GOAL OF THE EXERCISE >> Output all records precisely as written.

RECORDS SHOWN >>
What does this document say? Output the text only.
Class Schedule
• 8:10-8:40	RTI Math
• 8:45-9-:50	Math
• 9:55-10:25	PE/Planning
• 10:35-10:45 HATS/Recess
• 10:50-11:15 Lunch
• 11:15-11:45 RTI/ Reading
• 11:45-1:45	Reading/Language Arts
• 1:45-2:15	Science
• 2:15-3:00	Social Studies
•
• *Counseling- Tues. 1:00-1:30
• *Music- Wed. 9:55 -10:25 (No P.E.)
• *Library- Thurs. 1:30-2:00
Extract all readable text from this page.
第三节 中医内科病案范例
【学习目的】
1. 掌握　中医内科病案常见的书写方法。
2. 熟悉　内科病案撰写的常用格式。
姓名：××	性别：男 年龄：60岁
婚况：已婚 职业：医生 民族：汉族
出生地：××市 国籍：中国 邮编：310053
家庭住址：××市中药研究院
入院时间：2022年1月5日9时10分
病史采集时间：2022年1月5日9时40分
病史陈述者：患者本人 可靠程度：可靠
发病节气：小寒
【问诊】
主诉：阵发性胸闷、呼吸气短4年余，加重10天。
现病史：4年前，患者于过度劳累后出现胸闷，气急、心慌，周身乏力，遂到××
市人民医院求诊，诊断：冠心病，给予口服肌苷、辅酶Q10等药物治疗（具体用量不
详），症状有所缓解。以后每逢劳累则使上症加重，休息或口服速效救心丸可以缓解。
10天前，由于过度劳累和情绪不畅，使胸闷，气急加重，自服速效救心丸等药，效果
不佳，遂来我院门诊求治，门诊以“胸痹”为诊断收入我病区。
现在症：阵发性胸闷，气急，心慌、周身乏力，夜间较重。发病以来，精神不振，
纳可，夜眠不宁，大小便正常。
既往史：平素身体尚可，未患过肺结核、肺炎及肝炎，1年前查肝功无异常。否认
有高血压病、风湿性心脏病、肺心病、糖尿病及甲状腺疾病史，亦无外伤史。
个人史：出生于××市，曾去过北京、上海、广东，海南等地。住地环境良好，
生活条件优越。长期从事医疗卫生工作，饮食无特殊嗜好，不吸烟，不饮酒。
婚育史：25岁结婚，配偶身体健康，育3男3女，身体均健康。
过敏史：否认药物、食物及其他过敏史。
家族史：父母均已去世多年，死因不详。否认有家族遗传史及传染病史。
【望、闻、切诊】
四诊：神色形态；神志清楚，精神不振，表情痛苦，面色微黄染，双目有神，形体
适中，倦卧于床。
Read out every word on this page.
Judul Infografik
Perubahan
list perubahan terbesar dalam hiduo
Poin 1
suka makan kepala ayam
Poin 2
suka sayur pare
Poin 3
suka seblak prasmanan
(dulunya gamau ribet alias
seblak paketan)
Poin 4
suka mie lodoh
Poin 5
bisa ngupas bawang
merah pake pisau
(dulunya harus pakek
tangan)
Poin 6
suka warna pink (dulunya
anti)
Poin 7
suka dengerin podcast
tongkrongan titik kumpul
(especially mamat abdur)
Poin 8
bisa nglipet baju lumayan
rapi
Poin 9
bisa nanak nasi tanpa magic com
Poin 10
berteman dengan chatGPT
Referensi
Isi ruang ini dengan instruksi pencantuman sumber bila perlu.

RESPONSE TO THIS EXERCISE >>
What does this document say? Output the text only.
Class Schedule
• 8:10-8:40	RTI Math
• 8:45-9-:50	Math
• 9:55-10:25	PE/Planning
• 10:35-10:45 HATS/Recess
• 10:50-11:15 Lunch
• 11:15-11:45 RTI/ Reading
• 11:45-1:45	Reading/Language Arts
• 1:45-2:15	Science
• 2:15-3:00	Social Studies
•
• *Counseling- Tues. 1:00-1:30
• *Music- Wed. 9:55 -10:25 (No P.E.)
• *Library- Thurs. 1:30-2:00
Extract all readable text from this page.
第三节 中医内科病案范例
【学习目的】
1. 掌握　中医内科病案常见的书写方法。
2. 熟悉　内科病案撰写的常用格式。
姓名：××	性别：男 年龄：60岁
婚况：已婚 职业：医生 民族：汉族
出生地：××市 国籍：中国 邮编：310053
家庭住址：××市中药研究院
入院时间：2022年1月5日9时10分
病史采集时间：2022年1月5日9时40分
病史陈述者：患者本人 可靠程度：可靠
发病节气：小寒
【问诊】
主诉：阵发性胸闷、呼吸气短4年余，加重10天。
现病史：4年前，患者于过度劳累后出现胸闷，气急、心慌，周身乏力，遂到××
市人民医院求诊，诊断：冠心病，给予口服肌苷、辅酶Q10等药物治疗（具体用量不
详），症状有所缓解。以后每逢劳累则使上症加重，休息或口服速效救心丸可以缓解。
10天前，由于过度劳累和情绪不畅，使胸闷，气急加重，自服速效救心丸等药，效果
不佳，遂来我院门诊求治，门诊以“胸痹”为诊断收入我病区。
现在症：阵发性胸闷，气急，心慌、周身乏力，夜间较重。发病以来，精神不振，
纳可，夜眠不宁，大小便正常。
既往史：平素身体尚可，未患过肺结核、肺炎及肝炎，1年前查肝功无异常。否认
有高血压病、风湿性心脏病、肺心病、糖尿病及甲状腺疾病史，亦无外伤史。
个人史：出生于××市，曾去过北京、上海、广东，海南等地。住地环境良好，
生活条件优越。长期从事医疗卫生工作，饮食无特殊嗜好，不吸烟，不饮酒。
婚育史：25岁结婚，配偶身体健康，育3男3女，身体均健康。
过敏史：否认药物、食物及其他过敏史。
家族史：父母均已去世多年，死因不详。否认有家族遗传史及传染病史。
【望、闻、切诊】
四诊：神色形态；神志清楚，精神不振，表情痛苦，面色微黄染，双目有神，形体
适中，倦卧于床。
Read out every word on this page.
Judul Infografik
Perubahan
list perubahan terbesar dalam hiduo
Poin 1
suka makan kepala ayam
Poin 2
suka sayur pare
Poin 3
suka seblak prasmanan
(dulunya gamau ribet alias
seblak paketan)
Poin 4
suka mie lodoh
Poin 5
bisa ngupas bawang
merah pake pisau
(dulunya harus pakek
tangan)
Poin 6
suka warna pink (dulunya
anti)
Poin 7
suka dengerin podcast
tongkrongan titik kumpul
(especially mamat abdur)
Poin 8
bisa nglipet baju lumayan
rapi
Poin 9
bisa nanak nasi tanpa magic com
Poin 10
berteman dengan chatGPT
Referensi
Isi ruang ini dengan instruksi pencantuman sumber bila perlu.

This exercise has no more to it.